──────── EXERCISE INPUT ────────

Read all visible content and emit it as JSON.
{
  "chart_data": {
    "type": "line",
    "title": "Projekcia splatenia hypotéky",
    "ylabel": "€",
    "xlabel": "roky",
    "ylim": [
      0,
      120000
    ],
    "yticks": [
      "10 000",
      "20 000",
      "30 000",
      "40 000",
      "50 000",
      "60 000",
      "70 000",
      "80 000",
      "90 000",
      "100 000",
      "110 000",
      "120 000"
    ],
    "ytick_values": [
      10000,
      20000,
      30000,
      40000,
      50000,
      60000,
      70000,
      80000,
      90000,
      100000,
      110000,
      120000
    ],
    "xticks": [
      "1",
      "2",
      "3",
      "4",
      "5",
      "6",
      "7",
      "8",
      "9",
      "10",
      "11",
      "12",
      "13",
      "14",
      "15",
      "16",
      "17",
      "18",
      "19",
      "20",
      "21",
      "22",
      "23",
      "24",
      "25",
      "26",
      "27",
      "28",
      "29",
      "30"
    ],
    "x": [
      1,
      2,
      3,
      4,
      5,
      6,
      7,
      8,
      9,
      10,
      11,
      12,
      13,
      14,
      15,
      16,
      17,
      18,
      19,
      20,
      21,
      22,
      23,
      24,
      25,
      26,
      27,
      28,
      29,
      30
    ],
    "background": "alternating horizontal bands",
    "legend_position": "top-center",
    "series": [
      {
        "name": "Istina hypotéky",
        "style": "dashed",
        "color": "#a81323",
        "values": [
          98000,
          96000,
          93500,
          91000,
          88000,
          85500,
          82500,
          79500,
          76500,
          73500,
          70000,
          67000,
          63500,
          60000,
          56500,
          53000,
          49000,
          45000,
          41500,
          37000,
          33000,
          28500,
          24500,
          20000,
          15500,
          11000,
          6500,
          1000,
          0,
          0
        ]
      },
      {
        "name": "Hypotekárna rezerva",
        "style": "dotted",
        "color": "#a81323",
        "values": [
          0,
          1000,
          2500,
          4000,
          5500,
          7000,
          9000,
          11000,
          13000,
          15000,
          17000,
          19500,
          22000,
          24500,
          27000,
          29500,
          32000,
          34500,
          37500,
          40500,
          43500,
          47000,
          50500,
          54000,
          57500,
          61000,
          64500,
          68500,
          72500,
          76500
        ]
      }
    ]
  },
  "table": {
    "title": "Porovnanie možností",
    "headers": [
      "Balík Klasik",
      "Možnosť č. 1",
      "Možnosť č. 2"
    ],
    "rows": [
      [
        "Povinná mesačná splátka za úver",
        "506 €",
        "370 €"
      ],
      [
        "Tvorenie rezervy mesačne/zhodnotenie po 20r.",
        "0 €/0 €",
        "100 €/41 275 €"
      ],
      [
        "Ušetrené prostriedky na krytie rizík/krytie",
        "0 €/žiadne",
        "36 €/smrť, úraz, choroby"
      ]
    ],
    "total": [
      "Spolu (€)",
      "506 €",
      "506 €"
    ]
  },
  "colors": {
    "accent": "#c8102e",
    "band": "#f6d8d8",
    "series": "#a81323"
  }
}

────────

TASK -> What is the number of lines holding the word "title"? State it alone.

FINAL RESULT -> 2